# What you will do:
Copy out the complete listing, word for word.

# Records to use:

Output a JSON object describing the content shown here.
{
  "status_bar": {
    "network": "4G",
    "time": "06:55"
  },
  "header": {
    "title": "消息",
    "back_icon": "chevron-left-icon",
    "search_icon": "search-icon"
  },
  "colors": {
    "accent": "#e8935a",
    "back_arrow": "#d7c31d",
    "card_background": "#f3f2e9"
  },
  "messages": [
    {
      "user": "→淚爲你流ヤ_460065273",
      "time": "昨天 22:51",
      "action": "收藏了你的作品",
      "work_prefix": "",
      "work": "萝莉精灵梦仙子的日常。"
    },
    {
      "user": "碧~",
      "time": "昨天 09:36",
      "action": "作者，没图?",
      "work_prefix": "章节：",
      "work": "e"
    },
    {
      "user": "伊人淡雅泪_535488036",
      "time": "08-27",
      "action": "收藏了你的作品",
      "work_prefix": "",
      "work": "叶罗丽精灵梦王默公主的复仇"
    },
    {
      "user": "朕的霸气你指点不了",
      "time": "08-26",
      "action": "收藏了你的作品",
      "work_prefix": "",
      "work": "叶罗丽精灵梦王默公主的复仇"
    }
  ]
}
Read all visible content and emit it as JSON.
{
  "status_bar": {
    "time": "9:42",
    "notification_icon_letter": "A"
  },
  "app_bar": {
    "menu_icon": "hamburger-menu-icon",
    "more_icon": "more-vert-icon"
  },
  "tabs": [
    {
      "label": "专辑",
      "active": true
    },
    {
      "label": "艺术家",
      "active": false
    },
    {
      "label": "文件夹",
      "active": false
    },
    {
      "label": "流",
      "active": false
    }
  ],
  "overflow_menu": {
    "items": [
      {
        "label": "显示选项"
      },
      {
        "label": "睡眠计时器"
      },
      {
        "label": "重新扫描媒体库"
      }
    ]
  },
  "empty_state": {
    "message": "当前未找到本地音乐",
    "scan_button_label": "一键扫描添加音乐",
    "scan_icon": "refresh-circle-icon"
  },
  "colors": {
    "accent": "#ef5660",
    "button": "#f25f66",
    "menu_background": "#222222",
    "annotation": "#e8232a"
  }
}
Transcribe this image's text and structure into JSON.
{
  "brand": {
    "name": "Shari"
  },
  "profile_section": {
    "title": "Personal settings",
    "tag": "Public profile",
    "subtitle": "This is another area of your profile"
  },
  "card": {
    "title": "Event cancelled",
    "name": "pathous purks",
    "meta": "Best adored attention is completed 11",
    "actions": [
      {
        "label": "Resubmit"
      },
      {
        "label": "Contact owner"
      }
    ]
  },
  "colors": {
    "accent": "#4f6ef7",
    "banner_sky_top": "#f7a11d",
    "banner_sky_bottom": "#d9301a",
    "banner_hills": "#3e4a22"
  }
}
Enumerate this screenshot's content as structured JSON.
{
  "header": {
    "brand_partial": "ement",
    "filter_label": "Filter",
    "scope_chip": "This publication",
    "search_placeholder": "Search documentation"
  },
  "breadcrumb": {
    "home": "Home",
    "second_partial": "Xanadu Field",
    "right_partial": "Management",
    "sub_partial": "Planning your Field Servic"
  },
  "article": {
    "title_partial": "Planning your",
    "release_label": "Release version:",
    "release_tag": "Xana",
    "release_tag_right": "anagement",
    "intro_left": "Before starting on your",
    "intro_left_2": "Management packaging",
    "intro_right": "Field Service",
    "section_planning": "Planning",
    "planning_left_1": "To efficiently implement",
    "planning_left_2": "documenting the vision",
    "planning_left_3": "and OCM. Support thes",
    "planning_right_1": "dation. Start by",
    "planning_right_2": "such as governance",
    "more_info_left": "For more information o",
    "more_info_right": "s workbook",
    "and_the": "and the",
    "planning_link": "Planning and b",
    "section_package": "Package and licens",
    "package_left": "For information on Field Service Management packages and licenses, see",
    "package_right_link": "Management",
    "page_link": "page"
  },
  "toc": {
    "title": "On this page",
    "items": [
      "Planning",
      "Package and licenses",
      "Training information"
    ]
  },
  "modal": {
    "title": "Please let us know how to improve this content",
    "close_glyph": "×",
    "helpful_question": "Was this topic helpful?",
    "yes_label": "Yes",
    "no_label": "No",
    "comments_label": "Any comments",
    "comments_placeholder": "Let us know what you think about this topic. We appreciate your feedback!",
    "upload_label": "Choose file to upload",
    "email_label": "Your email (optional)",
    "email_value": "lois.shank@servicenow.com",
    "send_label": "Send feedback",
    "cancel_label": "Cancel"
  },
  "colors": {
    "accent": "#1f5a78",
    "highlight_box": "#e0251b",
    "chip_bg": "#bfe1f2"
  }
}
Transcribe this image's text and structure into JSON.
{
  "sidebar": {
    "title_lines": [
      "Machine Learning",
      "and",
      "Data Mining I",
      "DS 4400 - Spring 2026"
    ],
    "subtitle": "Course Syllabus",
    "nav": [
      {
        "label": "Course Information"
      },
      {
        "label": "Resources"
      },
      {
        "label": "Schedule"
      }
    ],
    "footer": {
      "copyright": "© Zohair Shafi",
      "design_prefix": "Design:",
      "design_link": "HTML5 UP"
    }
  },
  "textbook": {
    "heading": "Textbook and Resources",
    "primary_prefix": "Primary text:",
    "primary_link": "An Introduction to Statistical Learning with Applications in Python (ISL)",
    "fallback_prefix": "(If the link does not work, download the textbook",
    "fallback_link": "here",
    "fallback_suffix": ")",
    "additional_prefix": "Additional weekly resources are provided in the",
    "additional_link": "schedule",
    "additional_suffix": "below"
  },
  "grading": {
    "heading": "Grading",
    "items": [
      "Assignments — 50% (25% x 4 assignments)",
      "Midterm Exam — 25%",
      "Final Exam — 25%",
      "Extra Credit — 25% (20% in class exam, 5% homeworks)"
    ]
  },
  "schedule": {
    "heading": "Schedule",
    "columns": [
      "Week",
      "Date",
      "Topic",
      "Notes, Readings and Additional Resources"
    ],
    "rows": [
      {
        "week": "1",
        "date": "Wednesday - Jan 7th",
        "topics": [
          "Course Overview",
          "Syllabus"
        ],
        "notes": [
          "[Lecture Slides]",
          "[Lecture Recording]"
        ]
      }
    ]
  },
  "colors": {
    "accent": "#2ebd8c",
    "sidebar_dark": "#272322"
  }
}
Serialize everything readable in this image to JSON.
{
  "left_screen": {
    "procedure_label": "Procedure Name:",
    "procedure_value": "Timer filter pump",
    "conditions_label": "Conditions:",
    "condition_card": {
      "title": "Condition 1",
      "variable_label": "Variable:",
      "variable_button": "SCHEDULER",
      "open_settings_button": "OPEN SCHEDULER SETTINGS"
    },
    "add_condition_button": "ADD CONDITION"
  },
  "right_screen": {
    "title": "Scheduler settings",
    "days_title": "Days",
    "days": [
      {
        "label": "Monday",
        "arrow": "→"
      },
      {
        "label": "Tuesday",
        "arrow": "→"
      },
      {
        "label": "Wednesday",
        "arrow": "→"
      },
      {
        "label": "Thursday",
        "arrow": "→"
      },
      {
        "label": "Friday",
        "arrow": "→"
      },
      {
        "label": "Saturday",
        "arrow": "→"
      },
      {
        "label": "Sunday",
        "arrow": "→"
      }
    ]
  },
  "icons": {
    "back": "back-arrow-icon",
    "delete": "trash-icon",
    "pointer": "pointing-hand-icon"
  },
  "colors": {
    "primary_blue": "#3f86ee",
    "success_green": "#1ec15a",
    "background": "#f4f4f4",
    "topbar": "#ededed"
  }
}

# Task response:
Output a JSON object describing the content shown here.
{
  "status_bar": {
    "network": "4G",
    "time": "06:55"
  },
  "header": {
    "title": "消息",
    "back_icon": "chevron-left-icon",
    "search_icon": "search-icon"
  },
  "colors": {
    "accent": "#e8935a",
    "back_arrow": "#d7c31d",
    "card_background": "#f3f2e9"
  },
  "messages": [
    {
      "user": "→淚爲你流ヤ_460065273",
      "time": "昨天 22:51",
      "action": "收藏了你的作品",
      "work_prefix": "",
      "work": "萝莉精灵梦仙子的日常。"
    },
    {
      "user": "碧~",
      "time": "昨天 09:36",
      "action": "作者，没图?",
      "work_prefix": "章节：",
      "work": "e"
    },
    {
      "user": "伊人淡雅泪_535488036",
      "time": "08-27",
      "action": "收藏了你的作品",
      "work_prefix": "",
      "work": "叶罗丽精灵梦王默公主的复仇"
    },
    {
      "user": "朕的霸气你指点不了",
      "time": "08-26",
      "action": "收藏了你的作品",
      "work_prefix": "",
      "work": "叶罗丽精灵梦王默公主的复仇"
    }
  ]
}
Read all visible content and emit it as JSON.
{
  "status_bar": {
    "time": "9:42",
    "notification_icon_letter": "A"
  },
  "app_bar": {
    "menu_icon": "hamburger-menu-icon",
    "more_icon": "more-vert-icon"
  },
  "tabs": [
    {
      "label": "专辑",
      "active": true
    },
    {
      "label": "艺术家",
      "active": false
    },
    {
      "label": "文件夹",
      "active": false
    },
    {
      "label": "流",
      "active": false
    }
  ],
  "overflow_menu": {
    "items": [
      {
        "label": "显示选项"
      },
      {
        "label": "睡眠计时器"
      },
      {
        "label": "重新扫描媒体库"
      }
    ]
  },
  "empty_state": {
    "message": "当前未找到本地音乐",
    "scan_button_label": "一键扫描添加音乐",
    "scan_icon": "refresh-circle-icon"
  },
  "colors": {
    "accent": "#ef5660",
    "button": "#f25f66",
    "menu_background": "#222222",
    "annotation": "#e8232a"
  }
}
Transcribe this image's text and structure into JSON.
{
  "brand": {
    "name": "Shari"
  },
  "profile_section": {
    "title": "Personal settings",
    "tag": "Public profile",
    "subtitle": "This is another area of your profile"
  },
  "card": {
    "title": "Event cancelled",
    "name": "pathous purks",
    "meta": "Best adored attention is completed 11",
    "actions": [
      {
        "label": "Resubmit"
      },
      {
        "label": "Contact owner"
      }
    ]
  },
  "colors": {
    "accent": "#4f6ef7",
    "banner_sky_top": "#f7a11d",
    "banner_sky_bottom": "#d9301a",
    "banner_hills": "#3e4a22"
  }
}
Enumerate this screenshot's content as structured JSON.
{
  "header": {
    "brand_partial": "ement",
    "filter_label": "Filter",
    "scope_chip": "This publication",
    "search_placeholder": "Search documentation"
  },
  "breadcrumb": {
    "home": "Home",
    "second_partial": "Xanadu Field",
    "right_partial": "Management",
    "sub_partial": "Planning your Field Servic"
  },
  "article": {
    "title_partial": "Planning your",
    "release_label": "Release version:",
    "release_tag": "Xana",
    "release_tag_right": "anagement",
    "intro_left": "Before starting on your",
    "intro_left_2": "Management packaging",
    "intro_right": "Field Service",
    "section_planning": "Planning",
    "planning_left_1": "To efficiently implement",
    "planning_left_2": "documenting the vision",
    "planning_left_3": "and OCM. Support thes",
    "planning_right_1": "dation. Start by",
    "planning_right_2": "such as governance",
    "more_info_left": "For more information o",
    "more_info_right": "s workbook",
    "and_the": "and the",
    "planning_link": "Planning and b",
    "section_package": "Package and licens",
    "package_left": "For information on Field Service Management packages and licenses, see",
    "package_right_link": "Management",
    "page_link": "page"
  },
  "toc": {
    "title": "On this page",
    "items": [
      "Planning",
      "Package and licenses",
      "Training information"
    ]
  },
  "modal": {
    "title": "Please let us know how to improve this content",
    "close_glyph": "×",
    "helpful_question": "Was this topic helpful?",
    "yes_label": "Yes",
    "no_label": "No",
    "comments_label": "Any comments",
    "comments_placeholder": "Let us know what you think about this topic. We appreciate your feedback!",
    "upload_label": "Choose file to upload",
    "email_label": "Your email (optional)",
    "email_value": "lois.shank@servicenow.com",
    "send_label": "Send feedback",
    "cancel_label": "Cancel"
  },
  "colors": {
    "accent": "#1f5a78",
    "highlight_box": "#e0251b",
    "chip_bg": "#bfe1f2"
  }
}
Transcribe this image's text and structure into JSON.
{
  "sidebar": {
    "title_lines": [
      "Machine Learning",
      "and",
      "Data Mining I",
      "DS 4400 - Spring 2026"
    ],
    "subtitle": "Course Syllabus",
    "nav": [
      {
        "label": "Course Information"
      },
      {
        "label": "Resources"
      },
      {
        "label": "Schedule"
      }
    ],
    "footer": {
      "copyright": "© Zohair Shafi",
      "design_prefix": "Design:",
      "design_link": "HTML5 UP"
    }
  },
  "textbook": {
    "heading": "Textbook and Resources",
    "primary_prefix": "Primary text:",
    "primary_link": "An Introduction to Statistical Learning with Applications in Python (ISL)",
    "fallback_prefix": "(If the link does not work, download the textbook",
    "fallback_link": "here",
    "fallback_suffix": ")",
    "additional_prefix": "Additional weekly resources are provided in the",
    "additional_link": "schedule",
    "additional_suffix": "below"
  },
  "grading": {
    "heading": "Grading",
    "items": [
      "Assignments — 50% (25% x 4 assignments)",
      "Midterm Exam — 25%",
      "Final Exam — 25%",
      "Extra Credit — 25% (20% in class exam, 5% homeworks)"
    ]
  },
  "schedule": {
    "heading": "Schedule",
    "columns": [
      "Week",
      "Date",
      "Topic",
      "Notes, Readings and Additional Resources"
    ],
    "rows": [
      {
        "week": "1",
        "date": "Wednesday - Jan 7th",
        "topics": [
          "Course Overview",
          "Syllabus"
        ],
        "notes": [
          "[Lecture Slides]",
          "[Lecture Recording]"
        ]
      }
    ]
  },
  "colors": {
    "accent": "#2ebd8c",
    "sidebar_dark": "#272322"
  }
}
Serialize everything readable in this image to JSON.
{
  "left_screen": {
    "procedure_label": "Procedure Name:",
    "procedure_value": "Timer filter pump",
    "conditions_label": "Conditions:",
    "condition_card": {
      "title": "Condition 1",
      "variable_label": "Variable:",
      "variable_button": "SCHEDULER",
      "open_settings_button": "OPEN SCHEDULER SETTINGS"
    },
    "add_condition_button": "ADD CONDITION"
  },
  "right_screen": {
    "title": "Scheduler settings",
    "days_title": "Days",
    "days": [
      {
        "label": "Monday",
        "arrow": "→"
      },
      {
        "label": "Tuesday",
        "arrow": "→"
      },
      {
        "label": "Wednesday",
        "arrow": "→"
      },
      {
        "label": "Thursday",
        "arrow": "→"
      },
      {
        "label": "Friday",
        "arrow": "→"
      },
      {
        "label": "Saturday",
        "arrow": "→"
      },
      {
        "label": "Sunday",
        "arrow": "→"
      }
    ]
  },
  "icons": {
    "back": "back-arrow-icon",
    "delete": "trash-icon",
    "pointer": "pointing-hand-icon"
  },
  "colors": {
    "primary_blue": "#3f86ee",
    "success_green": "#1ec15a",
    "background": "#f4f4f4",
    "topbar": "#ededed"
  }
}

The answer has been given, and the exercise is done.